WHAT IS REQUIRED: Edit all the records below so that each "blue-blob" becomes "blue-marker", and leave every other character unchanged.

(Boxed element entries)
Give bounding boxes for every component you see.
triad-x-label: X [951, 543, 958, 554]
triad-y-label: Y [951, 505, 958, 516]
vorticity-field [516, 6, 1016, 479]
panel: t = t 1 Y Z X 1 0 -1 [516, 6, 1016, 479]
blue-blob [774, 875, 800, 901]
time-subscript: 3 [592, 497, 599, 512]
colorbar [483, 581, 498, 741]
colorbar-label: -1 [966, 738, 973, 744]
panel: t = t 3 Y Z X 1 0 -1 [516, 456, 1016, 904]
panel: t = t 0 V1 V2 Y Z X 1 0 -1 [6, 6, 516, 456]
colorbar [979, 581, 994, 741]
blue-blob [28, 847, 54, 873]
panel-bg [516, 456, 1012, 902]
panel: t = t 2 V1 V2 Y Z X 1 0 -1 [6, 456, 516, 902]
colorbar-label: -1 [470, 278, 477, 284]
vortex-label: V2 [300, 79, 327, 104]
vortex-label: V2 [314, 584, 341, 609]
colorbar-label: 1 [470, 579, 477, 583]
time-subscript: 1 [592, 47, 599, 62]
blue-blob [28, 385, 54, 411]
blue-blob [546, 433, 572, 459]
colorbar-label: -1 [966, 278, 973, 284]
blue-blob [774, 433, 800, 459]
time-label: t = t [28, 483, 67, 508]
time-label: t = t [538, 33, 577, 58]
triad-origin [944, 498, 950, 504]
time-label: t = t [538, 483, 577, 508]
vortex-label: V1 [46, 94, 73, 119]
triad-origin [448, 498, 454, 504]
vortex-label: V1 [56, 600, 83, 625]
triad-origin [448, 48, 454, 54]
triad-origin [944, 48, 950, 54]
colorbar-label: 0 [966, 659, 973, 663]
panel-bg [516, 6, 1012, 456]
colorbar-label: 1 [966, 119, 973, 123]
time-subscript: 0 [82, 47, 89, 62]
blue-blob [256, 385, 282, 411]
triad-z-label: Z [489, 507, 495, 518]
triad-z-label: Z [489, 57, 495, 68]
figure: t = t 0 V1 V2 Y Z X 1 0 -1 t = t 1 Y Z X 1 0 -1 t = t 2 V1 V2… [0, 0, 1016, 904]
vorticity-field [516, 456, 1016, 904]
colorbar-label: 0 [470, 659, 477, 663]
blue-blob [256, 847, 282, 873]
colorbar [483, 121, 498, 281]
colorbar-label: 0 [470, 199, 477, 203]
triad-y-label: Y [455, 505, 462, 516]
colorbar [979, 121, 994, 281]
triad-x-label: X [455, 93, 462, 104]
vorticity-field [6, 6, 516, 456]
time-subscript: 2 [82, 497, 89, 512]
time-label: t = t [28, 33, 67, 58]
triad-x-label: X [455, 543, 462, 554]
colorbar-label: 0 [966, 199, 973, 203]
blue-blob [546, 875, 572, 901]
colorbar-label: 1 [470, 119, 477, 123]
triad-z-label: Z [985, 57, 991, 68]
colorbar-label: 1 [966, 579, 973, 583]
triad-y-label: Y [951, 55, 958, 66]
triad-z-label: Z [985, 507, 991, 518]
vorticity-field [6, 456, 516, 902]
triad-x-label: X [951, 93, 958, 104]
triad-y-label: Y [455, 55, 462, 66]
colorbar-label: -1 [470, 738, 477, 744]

WRITTEN SOLUTION:
Give bounding boxes for every component you see.
triad-x-label: X [951, 543, 958, 554]
triad-y-label: Y [951, 505, 958, 516]
vorticity-field [516, 6, 1016, 479]
panel: t = t 1 Y Z X 1 0 -1 [516, 6, 1016, 479]
blue-marker [774, 875, 800, 901]
time-subscript: 3 [592, 497, 599, 512]
colorbar [483, 581, 498, 741]
colorbar-label: -1 [966, 738, 973, 744]
panel: t = t 3 Y Z X 1 0 -1 [516, 456, 1016, 904]
panel: t = t 0 V1 V2 Y Z X 1 0 -1 [6, 6, 516, 456]
colorbar [979, 581, 994, 741]
blue-marker [28, 847, 54, 873]
panel-bg [516, 456, 1012, 902]
panel: t = t 2 V1 V2 Y Z X 1 0 -1 [6, 456, 516, 902]
colorbar-label: -1 [470, 278, 477, 284]
vortex-label: V2 [300, 79, 327, 104]
vortex-label: V2 [314, 584, 341, 609]
colorbar-label: 1 [470, 579, 477, 583]
time-subscript: 1 [592, 47, 599, 62]
blue-marker [28, 385, 54, 411]
blue-marker [546, 433, 572, 459]
colorbar-label: -1 [966, 278, 973, 284]
blue-marker [774, 433, 800, 459]
time-label: t = t [28, 483, 67, 508]
time-label: t = t [538, 33, 577, 58]
triad-origin [944, 498, 950, 504]
time-label: t = t [538, 483, 577, 508]
vortex-label: V1 [46, 94, 73, 119]
triad-origin [448, 498, 454, 504]
vortex-label: V1 [56, 600, 83, 625]
triad-origin [448, 48, 454, 54]
triad-origin [944, 48, 950, 54]
colorbar-label: 0 [966, 659, 973, 663]
panel-bg [516, 6, 1012, 456]
colorbar-label: 1 [966, 119, 973, 123]
time-subscript: 0 [82, 47, 89, 62]
blue-marker [256, 385, 282, 411]
triad-z-label: Z [489, 507, 495, 518]
triad-z-label: Z [489, 57, 495, 68]
figure: t = t 0 V1 V2 Y Z X 1 0 -1 t = t 1 Y Z X 1 0 -1 t = t 2 V1 V2… [0, 0, 1016, 904]
vorticity-field [516, 456, 1016, 904]
colorbar-label: 0 [470, 659, 477, 663]
blue-marker [256, 847, 282, 873]
colorbar [483, 121, 498, 281]
colorbar-label: 0 [470, 199, 477, 203]
triad-y-label: Y [455, 505, 462, 516]
colorbar [979, 121, 994, 281]
triad-x-label: X [455, 93, 462, 104]
vorticity-field [6, 6, 516, 456]
time-subscript: 2 [82, 497, 89, 512]
time-label: t = t [28, 33, 67, 58]
triad-x-label: X [455, 543, 462, 554]
colorbar-label: 0 [966, 199, 973, 203]
blue-marker [546, 875, 572, 901]
colorbar-label: 1 [470, 119, 477, 123]
triad-z-label: Z [985, 57, 991, 68]
colorbar-label: 1 [966, 579, 973, 583]
triad-y-label: Y [951, 55, 958, 66]
triad-z-label: Z [985, 507, 991, 518]
vorticity-field [6, 456, 516, 902]
triad-x-label: X [951, 93, 958, 104]
triad-y-label: Y [455, 55, 462, 66]
colorbar-label: -1 [470, 738, 477, 744]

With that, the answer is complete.